▶ **STATED GOAL**
Copy out each line of the data that holds the word "beatissimi".

### THE DATA

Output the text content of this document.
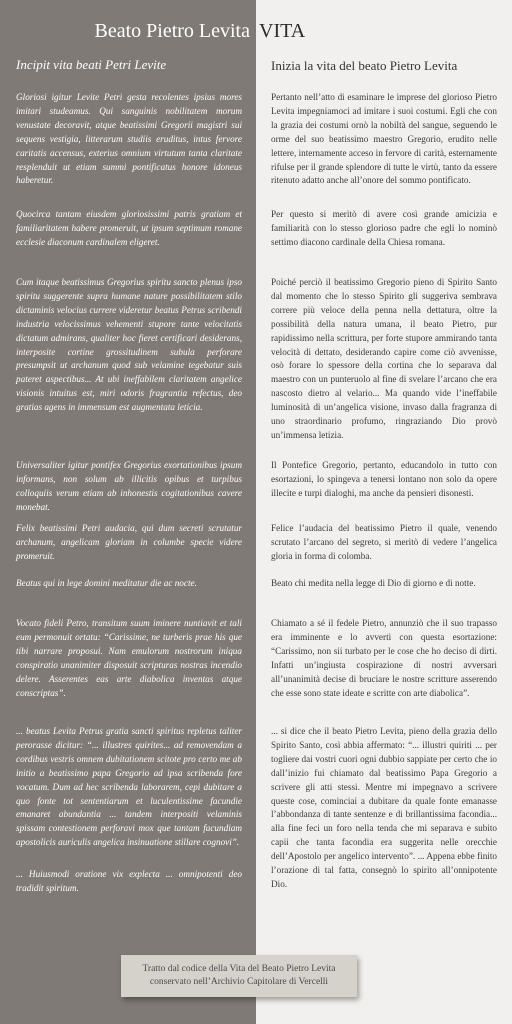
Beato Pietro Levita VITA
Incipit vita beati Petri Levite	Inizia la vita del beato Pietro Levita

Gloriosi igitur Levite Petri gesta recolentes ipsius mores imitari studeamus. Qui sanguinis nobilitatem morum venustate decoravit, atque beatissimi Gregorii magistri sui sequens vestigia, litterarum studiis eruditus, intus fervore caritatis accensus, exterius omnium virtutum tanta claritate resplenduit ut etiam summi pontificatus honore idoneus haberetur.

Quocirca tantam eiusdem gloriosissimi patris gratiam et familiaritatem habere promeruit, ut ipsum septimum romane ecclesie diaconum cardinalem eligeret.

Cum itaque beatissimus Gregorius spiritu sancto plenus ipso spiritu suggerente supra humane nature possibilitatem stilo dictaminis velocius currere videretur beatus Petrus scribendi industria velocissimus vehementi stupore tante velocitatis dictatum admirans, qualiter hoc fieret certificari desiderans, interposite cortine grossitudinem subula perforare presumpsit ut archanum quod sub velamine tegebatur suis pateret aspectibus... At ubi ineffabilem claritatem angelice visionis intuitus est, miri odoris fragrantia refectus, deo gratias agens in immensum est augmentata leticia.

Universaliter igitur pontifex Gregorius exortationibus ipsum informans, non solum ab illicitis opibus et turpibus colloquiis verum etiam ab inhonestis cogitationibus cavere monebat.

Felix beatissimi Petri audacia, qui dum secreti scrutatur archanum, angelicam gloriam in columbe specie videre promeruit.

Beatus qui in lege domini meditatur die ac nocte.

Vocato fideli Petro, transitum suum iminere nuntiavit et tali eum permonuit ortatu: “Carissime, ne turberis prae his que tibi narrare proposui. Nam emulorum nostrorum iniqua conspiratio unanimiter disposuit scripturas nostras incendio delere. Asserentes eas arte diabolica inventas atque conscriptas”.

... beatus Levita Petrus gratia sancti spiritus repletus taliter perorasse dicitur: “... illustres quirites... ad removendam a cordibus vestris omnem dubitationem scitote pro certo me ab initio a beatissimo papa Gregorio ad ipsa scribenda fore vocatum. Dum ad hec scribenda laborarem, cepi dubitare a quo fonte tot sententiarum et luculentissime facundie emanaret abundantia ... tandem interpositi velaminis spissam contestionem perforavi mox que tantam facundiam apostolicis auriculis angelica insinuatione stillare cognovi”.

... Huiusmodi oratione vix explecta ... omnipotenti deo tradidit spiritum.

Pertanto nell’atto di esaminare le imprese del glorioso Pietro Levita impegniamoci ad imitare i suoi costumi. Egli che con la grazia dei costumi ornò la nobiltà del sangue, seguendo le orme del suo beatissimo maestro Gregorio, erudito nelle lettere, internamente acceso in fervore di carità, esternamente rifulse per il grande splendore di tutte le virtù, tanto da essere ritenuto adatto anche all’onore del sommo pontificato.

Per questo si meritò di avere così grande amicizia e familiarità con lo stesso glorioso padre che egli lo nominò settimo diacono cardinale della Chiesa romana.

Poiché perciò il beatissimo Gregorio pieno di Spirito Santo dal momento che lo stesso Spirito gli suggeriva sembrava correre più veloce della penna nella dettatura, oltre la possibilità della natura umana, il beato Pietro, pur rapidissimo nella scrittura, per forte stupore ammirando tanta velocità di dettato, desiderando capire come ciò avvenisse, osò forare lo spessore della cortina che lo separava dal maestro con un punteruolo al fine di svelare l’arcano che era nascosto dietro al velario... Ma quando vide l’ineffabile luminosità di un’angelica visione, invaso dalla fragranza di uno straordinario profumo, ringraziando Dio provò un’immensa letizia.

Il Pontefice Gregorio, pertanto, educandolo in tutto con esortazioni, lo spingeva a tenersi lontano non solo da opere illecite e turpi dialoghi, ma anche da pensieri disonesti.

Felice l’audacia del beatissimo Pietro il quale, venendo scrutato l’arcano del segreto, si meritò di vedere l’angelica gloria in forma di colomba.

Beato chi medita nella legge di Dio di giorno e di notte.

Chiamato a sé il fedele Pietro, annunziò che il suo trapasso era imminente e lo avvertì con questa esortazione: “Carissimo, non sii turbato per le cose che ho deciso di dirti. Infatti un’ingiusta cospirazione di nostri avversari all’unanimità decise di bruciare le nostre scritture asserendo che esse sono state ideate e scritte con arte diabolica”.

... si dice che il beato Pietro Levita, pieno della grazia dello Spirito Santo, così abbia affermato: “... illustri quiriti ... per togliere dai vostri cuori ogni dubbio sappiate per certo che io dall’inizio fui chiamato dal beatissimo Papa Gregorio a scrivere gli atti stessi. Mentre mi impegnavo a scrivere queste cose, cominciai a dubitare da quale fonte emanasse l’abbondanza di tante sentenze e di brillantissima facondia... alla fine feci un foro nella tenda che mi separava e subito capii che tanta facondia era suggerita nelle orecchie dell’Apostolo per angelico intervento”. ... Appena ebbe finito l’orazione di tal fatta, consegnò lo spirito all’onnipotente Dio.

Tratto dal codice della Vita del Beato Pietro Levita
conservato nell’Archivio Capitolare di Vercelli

######
### THE DATA

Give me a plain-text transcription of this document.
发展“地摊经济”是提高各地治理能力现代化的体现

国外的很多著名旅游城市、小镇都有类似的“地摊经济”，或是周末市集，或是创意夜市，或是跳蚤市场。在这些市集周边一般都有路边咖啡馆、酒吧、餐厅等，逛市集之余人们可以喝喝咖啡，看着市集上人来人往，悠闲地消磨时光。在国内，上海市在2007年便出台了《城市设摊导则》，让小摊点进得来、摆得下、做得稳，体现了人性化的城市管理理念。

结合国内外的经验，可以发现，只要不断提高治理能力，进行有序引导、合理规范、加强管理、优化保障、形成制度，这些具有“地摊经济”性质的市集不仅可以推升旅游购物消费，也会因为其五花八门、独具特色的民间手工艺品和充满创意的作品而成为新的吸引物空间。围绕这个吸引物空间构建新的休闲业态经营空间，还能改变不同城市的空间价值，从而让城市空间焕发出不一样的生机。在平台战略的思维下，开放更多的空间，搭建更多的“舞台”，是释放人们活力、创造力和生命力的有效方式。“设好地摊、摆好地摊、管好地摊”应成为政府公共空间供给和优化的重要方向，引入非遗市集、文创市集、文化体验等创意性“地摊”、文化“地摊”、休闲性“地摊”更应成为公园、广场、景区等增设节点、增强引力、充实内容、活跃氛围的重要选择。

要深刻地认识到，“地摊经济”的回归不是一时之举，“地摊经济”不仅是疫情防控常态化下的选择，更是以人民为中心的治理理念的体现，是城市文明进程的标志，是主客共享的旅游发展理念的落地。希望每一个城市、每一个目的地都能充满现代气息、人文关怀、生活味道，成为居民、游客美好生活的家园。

######

▶ **ANSWER TO THE PROBLEM**
Gloriosi igitur Levite Petri gesta recolentes ipsius mores imitari studeamus. Qui sanguinis nobilitatem morum venustate decoravit, atque beatissimi Gregorii magistri sui sequens vestigia, litterarum studiis eruditus, intus fervore caritatis accensus, exterius omnium virtutum tanta claritate resplenduit ut etiam summi pontificatus honore idoneus haberetur.
Felix beatissimi Petri audacia, qui dum secreti scrutatur archanum, angelicam gloriam in columbe specie videre promeruit.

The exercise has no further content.